## [WHAT THE TASK REQUIRES]
Within the material below, find each line bearing the word "SERVER" and present it.

## [RECORDS TO USE]
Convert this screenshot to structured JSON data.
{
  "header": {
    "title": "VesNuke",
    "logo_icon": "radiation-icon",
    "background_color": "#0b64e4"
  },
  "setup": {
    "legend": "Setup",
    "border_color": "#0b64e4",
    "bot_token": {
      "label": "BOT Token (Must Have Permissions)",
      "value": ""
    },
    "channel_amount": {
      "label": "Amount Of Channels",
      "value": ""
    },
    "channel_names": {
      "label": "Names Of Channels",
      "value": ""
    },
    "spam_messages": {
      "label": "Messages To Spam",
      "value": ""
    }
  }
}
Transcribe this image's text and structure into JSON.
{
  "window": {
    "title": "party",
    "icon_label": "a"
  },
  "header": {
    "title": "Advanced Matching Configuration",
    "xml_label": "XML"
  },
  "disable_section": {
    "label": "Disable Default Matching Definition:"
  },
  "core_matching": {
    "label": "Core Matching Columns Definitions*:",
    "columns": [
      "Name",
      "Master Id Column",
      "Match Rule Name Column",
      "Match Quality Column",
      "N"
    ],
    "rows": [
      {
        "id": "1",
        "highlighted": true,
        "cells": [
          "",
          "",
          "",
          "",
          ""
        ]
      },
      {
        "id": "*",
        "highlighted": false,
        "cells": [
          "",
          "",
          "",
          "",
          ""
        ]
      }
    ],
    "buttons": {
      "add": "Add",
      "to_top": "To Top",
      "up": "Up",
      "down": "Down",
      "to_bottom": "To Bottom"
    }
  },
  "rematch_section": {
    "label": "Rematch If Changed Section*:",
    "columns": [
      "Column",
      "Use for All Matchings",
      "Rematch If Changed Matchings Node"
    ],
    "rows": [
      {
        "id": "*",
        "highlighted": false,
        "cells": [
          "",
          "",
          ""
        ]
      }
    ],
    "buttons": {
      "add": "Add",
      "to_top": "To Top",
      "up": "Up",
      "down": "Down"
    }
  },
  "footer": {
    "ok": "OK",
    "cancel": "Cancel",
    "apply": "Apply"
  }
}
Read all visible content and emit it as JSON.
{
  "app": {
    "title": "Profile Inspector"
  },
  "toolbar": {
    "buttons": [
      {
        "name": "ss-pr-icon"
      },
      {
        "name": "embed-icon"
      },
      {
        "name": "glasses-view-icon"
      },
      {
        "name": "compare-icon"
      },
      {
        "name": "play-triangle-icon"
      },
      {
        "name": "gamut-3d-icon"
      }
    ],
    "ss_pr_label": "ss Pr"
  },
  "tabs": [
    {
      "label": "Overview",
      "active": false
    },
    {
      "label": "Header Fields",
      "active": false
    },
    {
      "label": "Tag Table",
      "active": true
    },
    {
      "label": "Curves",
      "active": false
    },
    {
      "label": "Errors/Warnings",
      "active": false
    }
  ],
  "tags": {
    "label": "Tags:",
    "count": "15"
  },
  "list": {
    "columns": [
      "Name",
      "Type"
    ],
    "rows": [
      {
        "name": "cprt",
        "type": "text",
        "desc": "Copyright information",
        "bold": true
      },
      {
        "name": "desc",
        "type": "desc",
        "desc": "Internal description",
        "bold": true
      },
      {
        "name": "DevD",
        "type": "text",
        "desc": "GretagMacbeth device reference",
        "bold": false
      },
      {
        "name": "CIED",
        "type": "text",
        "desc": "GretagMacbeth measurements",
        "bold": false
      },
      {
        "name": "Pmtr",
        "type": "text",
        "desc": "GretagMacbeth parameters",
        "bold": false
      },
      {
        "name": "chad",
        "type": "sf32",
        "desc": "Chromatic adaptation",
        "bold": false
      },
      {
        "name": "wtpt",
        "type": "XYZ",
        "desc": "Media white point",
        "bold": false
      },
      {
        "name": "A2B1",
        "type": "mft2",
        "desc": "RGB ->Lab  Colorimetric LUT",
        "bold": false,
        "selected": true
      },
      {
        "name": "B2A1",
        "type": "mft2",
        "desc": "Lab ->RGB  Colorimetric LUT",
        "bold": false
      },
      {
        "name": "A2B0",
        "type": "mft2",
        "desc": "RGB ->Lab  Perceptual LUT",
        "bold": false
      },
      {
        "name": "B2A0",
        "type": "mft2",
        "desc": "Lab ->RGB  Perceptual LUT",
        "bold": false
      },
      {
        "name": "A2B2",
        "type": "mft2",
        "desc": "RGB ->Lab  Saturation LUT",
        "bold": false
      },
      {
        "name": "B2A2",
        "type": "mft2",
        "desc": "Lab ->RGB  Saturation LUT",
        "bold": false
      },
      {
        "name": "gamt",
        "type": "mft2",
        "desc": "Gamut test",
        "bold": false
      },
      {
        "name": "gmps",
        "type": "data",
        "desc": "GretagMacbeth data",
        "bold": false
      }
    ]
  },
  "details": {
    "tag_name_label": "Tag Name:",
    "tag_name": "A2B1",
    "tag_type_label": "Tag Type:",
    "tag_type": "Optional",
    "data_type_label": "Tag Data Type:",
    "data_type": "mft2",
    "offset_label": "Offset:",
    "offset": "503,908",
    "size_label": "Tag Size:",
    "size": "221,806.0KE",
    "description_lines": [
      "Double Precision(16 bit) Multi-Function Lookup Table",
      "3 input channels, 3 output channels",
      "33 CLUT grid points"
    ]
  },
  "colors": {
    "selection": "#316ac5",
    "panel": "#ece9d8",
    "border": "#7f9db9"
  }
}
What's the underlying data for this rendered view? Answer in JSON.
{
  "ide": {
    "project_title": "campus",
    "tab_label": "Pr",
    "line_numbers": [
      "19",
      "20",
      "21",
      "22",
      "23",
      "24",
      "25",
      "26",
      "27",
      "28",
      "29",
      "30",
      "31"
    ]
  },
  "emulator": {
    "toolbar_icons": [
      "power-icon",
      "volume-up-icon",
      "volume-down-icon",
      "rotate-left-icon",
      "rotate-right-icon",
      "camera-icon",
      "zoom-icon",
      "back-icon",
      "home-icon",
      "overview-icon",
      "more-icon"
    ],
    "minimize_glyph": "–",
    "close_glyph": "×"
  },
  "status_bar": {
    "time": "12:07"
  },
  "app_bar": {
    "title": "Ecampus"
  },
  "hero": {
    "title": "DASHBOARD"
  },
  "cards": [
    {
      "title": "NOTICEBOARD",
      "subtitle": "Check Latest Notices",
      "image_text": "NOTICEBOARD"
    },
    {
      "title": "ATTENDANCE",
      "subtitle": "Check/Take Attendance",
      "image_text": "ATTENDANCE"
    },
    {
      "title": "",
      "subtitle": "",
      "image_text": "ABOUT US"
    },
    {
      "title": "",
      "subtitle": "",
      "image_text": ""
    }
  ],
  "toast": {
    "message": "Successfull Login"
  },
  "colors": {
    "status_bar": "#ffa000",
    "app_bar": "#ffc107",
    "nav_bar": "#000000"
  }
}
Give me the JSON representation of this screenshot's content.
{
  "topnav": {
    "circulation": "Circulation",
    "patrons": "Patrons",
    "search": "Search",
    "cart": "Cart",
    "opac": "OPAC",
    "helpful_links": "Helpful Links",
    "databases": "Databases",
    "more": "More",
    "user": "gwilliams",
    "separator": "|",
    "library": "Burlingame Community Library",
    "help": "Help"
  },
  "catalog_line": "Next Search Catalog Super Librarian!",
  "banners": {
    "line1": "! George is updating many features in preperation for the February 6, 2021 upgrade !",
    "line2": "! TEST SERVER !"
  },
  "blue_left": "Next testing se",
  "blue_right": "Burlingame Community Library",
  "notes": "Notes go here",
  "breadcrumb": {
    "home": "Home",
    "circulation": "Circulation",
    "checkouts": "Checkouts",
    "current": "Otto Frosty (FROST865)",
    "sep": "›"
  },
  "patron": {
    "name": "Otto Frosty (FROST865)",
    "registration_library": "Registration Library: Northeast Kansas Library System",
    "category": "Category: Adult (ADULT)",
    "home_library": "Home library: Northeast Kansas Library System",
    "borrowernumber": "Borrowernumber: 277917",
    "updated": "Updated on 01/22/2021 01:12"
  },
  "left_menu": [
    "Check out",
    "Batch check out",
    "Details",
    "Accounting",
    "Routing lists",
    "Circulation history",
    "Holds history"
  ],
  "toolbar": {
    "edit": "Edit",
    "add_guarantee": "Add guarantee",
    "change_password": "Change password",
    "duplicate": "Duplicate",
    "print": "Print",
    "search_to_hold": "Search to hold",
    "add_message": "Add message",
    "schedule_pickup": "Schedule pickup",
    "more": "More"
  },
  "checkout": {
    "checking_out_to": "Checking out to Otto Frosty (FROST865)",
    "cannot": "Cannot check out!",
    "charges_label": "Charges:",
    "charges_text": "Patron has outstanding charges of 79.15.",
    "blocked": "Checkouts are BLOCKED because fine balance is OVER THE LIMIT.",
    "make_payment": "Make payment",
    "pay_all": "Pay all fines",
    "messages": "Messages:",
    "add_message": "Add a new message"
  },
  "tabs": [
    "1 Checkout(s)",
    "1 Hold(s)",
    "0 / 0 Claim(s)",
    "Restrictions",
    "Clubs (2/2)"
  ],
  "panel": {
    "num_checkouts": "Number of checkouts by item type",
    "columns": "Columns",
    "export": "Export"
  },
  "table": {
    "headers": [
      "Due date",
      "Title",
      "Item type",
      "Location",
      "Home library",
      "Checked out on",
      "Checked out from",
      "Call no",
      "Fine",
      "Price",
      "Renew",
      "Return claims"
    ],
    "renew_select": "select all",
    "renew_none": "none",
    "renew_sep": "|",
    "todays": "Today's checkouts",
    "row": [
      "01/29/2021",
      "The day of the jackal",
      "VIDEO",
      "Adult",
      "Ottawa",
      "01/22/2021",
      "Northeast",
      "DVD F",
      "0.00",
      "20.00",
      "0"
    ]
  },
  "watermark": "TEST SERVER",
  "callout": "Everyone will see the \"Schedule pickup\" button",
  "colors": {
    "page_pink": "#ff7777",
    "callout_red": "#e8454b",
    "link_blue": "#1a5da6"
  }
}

## [SOLUTION TO THIS EXERCISE]
    "line2": "! TEST SERVER !"
  "watermark": "TEST SERVER",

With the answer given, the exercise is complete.